[Start of DATA EXTRACT]

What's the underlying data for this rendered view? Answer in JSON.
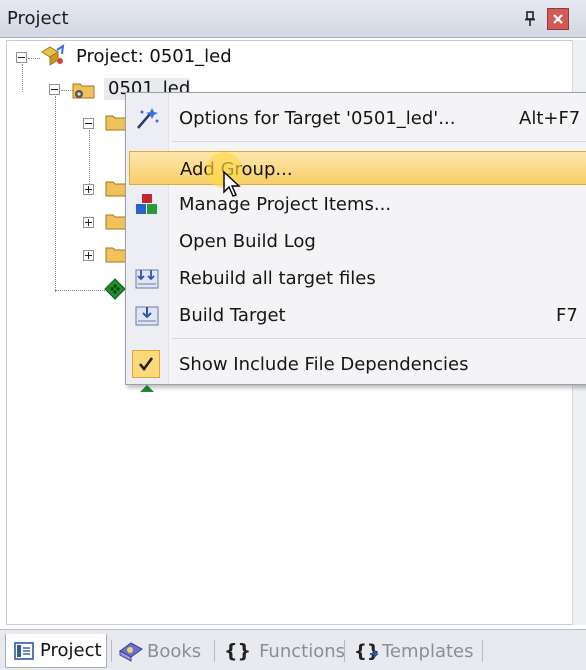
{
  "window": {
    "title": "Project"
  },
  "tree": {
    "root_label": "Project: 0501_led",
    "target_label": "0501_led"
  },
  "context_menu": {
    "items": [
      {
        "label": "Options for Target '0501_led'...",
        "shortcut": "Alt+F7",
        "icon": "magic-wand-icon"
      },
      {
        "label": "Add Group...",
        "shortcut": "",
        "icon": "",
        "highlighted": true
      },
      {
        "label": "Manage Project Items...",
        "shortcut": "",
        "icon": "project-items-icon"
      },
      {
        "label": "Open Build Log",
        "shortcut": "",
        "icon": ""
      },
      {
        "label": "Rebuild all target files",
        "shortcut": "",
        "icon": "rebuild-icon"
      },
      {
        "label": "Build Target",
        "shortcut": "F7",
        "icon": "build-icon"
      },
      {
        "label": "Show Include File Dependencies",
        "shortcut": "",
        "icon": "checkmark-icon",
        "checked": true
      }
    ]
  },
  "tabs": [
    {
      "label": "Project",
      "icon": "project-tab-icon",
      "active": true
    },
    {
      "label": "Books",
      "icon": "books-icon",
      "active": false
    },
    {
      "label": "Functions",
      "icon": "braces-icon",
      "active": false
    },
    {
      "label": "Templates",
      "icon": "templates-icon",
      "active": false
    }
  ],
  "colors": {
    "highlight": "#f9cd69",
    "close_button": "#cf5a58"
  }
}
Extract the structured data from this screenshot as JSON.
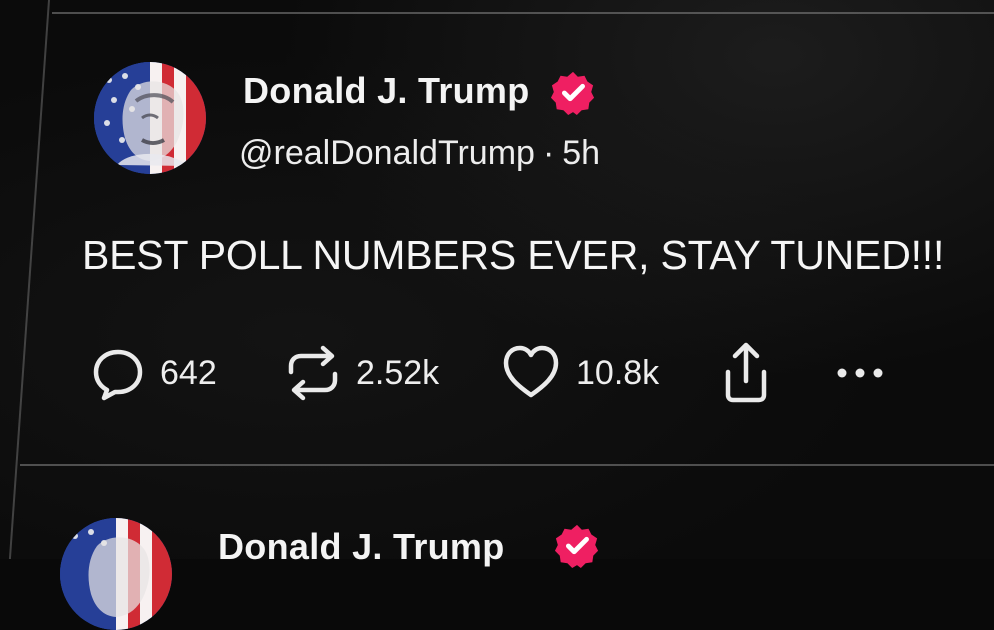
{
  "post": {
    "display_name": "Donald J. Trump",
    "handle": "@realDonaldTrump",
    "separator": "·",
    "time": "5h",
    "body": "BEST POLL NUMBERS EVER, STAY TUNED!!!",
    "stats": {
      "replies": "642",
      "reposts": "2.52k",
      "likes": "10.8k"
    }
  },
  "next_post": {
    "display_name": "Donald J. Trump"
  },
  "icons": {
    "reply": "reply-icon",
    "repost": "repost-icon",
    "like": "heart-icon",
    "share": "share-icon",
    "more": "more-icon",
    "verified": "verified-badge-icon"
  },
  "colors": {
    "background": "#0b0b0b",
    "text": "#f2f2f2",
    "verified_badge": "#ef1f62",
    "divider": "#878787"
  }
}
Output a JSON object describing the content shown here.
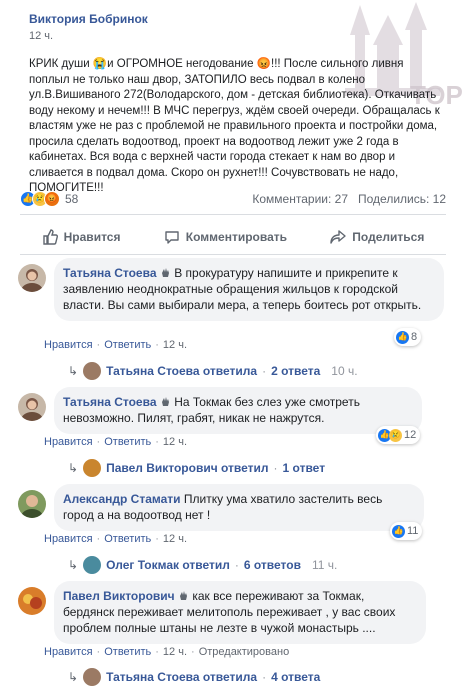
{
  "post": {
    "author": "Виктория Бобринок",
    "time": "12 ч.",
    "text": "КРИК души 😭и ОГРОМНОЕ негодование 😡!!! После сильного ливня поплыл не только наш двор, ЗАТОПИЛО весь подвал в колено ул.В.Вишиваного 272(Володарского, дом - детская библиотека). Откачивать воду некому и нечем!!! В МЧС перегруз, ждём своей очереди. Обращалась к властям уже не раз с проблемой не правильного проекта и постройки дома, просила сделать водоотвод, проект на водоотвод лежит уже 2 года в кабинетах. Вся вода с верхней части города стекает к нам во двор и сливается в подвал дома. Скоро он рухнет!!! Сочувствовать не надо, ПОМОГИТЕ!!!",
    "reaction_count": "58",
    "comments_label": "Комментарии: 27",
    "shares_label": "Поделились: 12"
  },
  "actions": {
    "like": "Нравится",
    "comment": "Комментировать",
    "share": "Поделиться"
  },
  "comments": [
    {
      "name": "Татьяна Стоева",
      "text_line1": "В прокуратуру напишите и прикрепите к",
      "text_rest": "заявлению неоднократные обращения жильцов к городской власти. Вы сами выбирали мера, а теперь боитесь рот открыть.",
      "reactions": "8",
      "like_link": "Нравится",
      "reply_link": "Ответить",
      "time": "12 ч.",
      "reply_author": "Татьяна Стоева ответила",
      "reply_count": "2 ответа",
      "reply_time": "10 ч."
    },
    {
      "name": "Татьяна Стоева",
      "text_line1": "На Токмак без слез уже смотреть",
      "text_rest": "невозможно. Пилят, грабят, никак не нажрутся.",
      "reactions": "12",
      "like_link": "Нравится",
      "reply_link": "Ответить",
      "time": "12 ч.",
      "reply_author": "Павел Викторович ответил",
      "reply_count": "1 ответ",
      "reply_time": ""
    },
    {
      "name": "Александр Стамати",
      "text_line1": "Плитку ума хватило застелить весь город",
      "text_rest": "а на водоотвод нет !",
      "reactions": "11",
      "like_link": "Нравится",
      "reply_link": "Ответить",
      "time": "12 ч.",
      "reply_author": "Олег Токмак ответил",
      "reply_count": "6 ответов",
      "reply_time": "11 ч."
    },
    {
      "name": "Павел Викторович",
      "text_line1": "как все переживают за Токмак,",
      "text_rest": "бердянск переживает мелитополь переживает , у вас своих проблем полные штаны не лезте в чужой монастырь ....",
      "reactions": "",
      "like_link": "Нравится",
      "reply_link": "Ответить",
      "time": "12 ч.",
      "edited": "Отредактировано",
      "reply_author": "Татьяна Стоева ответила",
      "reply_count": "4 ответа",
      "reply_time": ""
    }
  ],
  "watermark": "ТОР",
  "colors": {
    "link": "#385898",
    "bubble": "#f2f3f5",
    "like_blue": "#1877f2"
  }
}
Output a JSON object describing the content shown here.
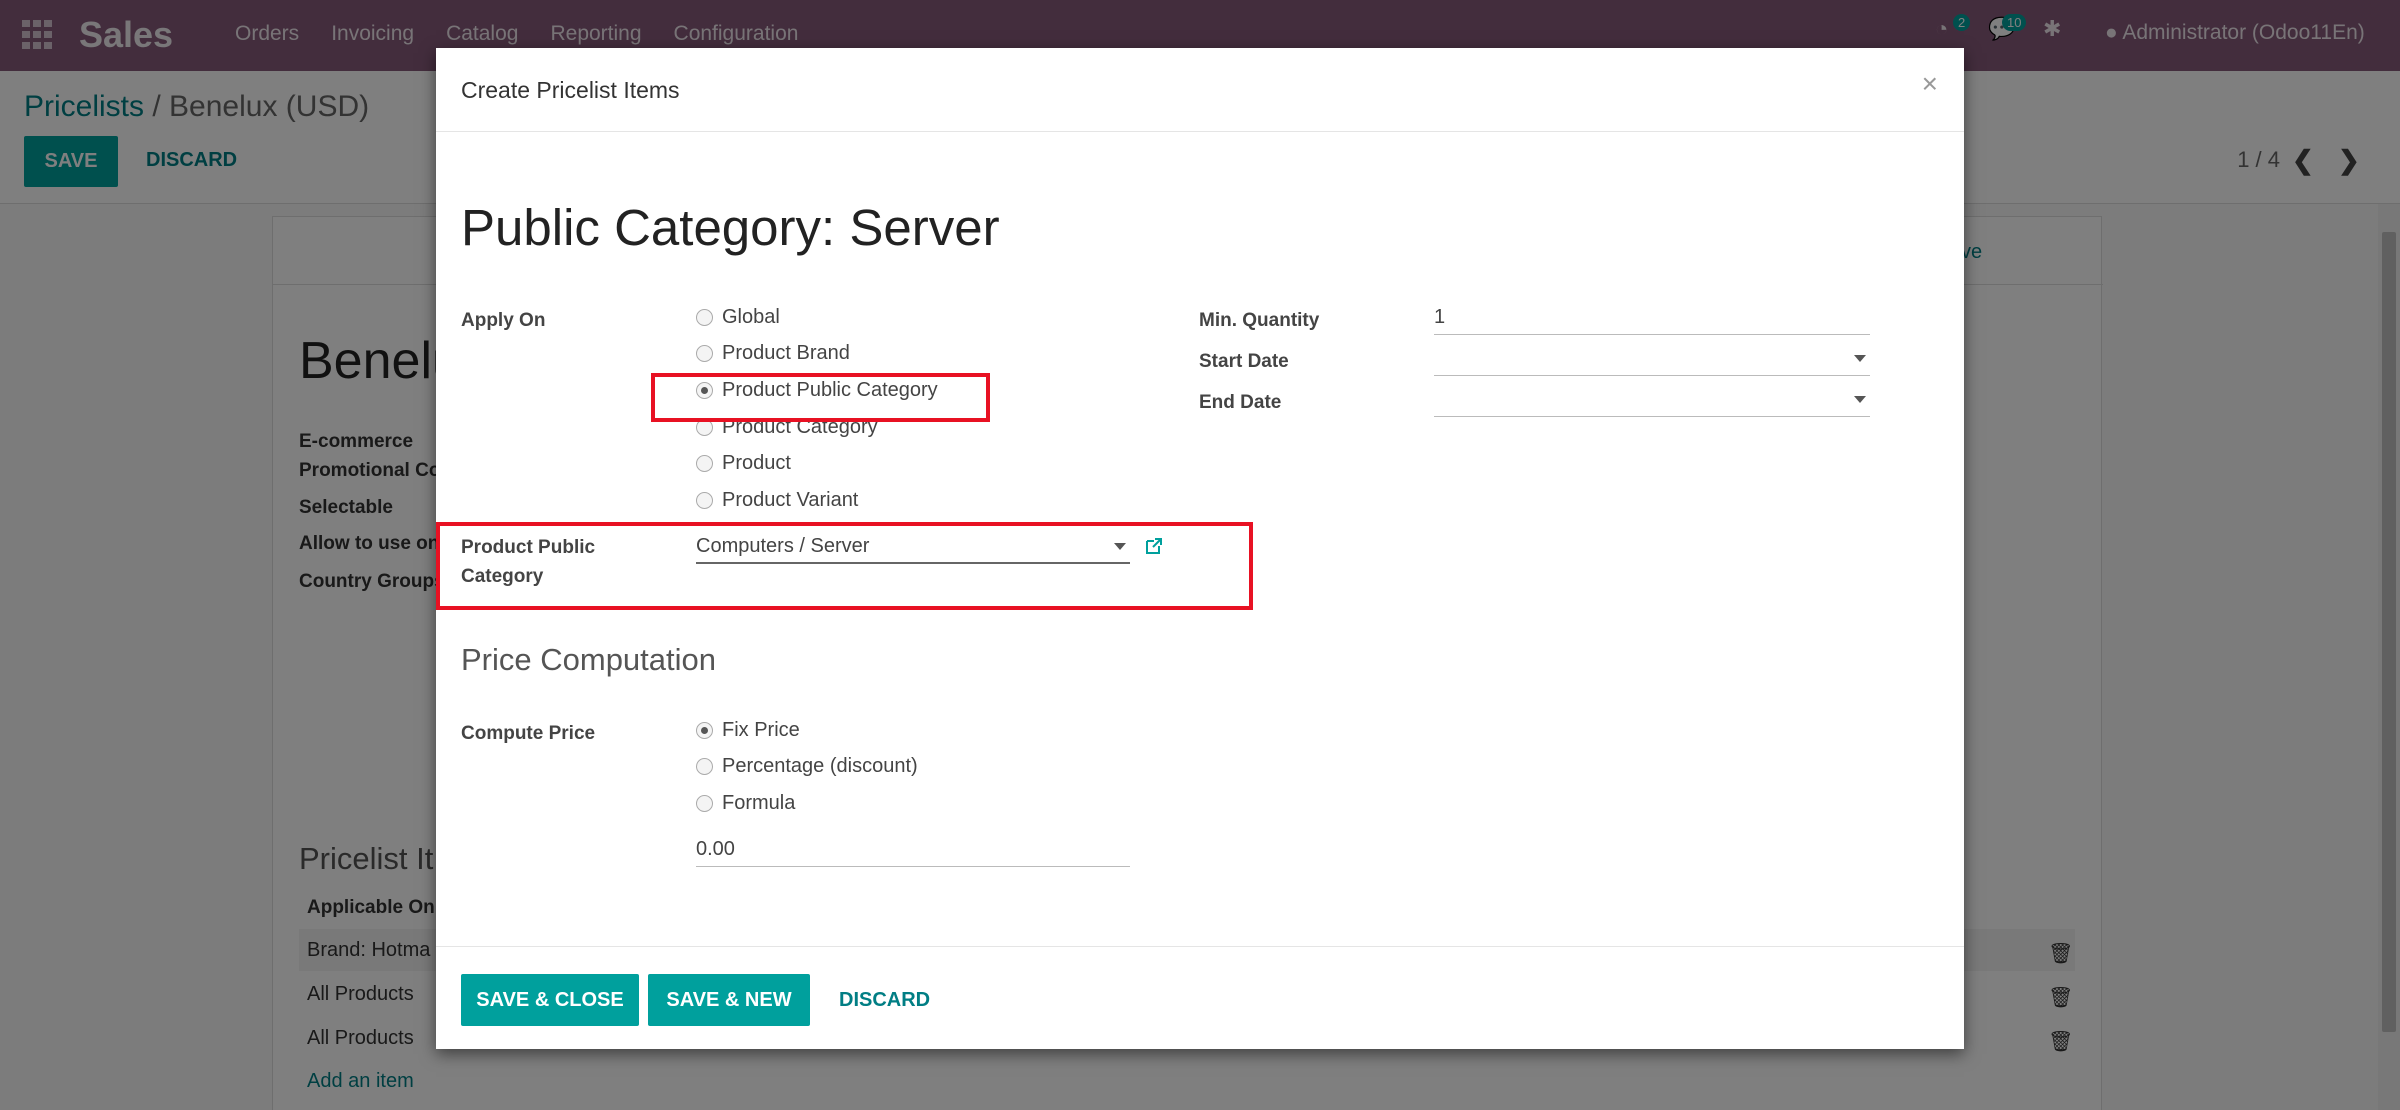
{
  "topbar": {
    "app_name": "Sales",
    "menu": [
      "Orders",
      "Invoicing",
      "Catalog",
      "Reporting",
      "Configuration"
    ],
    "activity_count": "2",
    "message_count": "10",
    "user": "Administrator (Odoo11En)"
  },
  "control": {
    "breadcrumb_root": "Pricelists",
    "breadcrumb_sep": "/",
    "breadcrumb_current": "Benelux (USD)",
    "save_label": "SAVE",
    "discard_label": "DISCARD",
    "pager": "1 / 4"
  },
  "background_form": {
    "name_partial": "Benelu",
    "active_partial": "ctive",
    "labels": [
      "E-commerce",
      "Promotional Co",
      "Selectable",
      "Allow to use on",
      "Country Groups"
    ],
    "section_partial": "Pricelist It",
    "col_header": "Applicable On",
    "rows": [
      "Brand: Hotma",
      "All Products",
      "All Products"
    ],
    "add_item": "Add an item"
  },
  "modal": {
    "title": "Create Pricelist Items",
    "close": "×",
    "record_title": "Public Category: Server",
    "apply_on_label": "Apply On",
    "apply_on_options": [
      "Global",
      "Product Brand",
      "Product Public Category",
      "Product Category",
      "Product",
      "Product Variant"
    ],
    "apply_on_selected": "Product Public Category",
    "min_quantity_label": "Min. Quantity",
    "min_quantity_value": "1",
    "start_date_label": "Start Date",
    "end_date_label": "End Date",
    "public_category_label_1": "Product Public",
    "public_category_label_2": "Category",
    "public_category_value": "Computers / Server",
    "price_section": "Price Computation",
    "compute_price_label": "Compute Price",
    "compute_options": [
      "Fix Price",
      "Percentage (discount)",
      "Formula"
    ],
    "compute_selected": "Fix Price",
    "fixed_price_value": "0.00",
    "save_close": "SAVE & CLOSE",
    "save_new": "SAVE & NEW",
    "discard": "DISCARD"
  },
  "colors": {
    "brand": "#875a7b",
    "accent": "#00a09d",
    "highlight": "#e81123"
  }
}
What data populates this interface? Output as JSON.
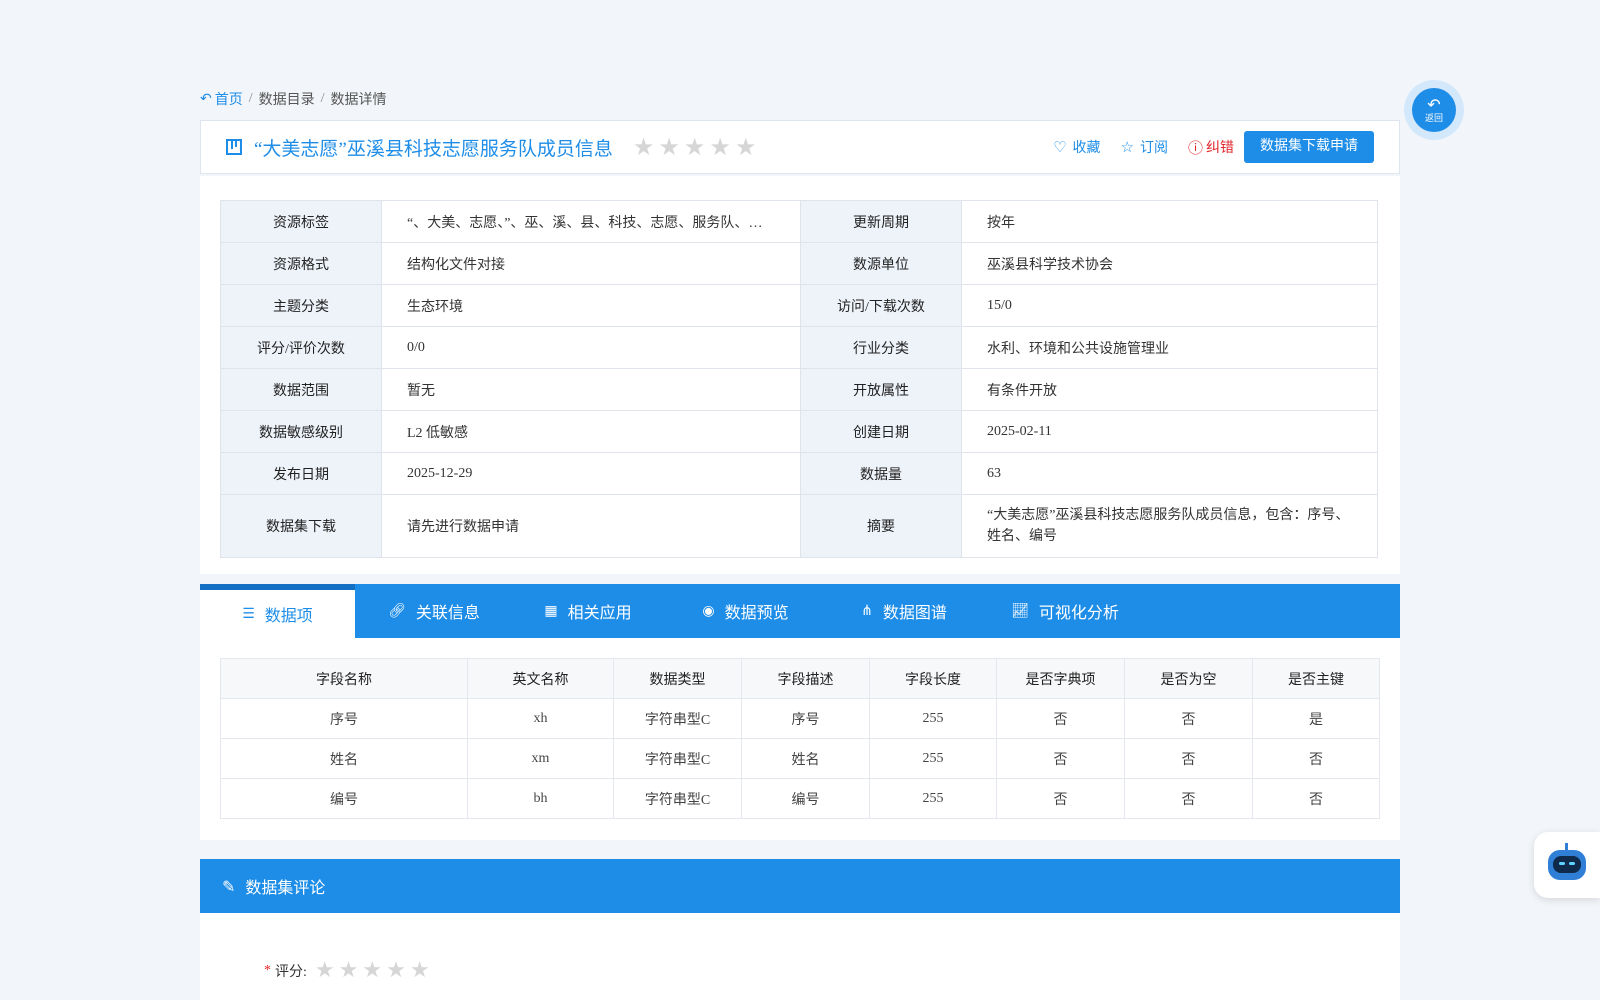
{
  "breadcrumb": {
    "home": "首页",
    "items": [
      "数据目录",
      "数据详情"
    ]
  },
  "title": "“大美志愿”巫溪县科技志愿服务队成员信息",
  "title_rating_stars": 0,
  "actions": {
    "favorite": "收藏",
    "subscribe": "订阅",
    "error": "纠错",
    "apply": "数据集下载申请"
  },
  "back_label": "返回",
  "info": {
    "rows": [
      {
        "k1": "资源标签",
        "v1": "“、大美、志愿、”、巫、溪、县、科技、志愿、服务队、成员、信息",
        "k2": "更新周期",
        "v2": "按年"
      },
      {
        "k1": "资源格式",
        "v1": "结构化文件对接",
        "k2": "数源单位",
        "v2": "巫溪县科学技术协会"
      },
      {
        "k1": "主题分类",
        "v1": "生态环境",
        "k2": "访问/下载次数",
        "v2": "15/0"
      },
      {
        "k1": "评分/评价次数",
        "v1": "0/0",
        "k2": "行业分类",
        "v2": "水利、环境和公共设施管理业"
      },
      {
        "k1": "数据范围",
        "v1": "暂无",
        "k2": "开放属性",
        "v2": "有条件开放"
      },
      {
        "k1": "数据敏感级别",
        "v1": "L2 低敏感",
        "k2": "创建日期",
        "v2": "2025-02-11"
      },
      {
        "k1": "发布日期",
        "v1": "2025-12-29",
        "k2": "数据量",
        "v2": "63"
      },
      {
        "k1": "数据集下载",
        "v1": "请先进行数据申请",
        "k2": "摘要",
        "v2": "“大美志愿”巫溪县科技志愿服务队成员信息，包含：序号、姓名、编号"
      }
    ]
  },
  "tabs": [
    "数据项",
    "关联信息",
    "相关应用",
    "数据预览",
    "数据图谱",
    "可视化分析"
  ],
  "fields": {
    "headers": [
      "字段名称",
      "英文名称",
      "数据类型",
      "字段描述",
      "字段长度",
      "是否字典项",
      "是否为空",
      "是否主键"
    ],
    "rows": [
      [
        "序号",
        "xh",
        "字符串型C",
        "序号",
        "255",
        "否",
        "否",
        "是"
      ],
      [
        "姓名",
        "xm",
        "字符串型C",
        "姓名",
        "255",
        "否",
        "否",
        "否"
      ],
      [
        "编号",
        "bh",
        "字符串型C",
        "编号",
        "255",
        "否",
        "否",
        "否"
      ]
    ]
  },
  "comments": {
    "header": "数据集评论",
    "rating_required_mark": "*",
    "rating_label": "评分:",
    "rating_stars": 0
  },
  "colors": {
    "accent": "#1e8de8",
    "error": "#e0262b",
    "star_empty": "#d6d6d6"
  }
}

[End of DATA EXTRACT]

**YOUR GOAL:** Scan the material above for the string "true" and return the lines that hold it.

**TASK SOLUTION:**
        "highlighted": true
        "checked": true
      "active": true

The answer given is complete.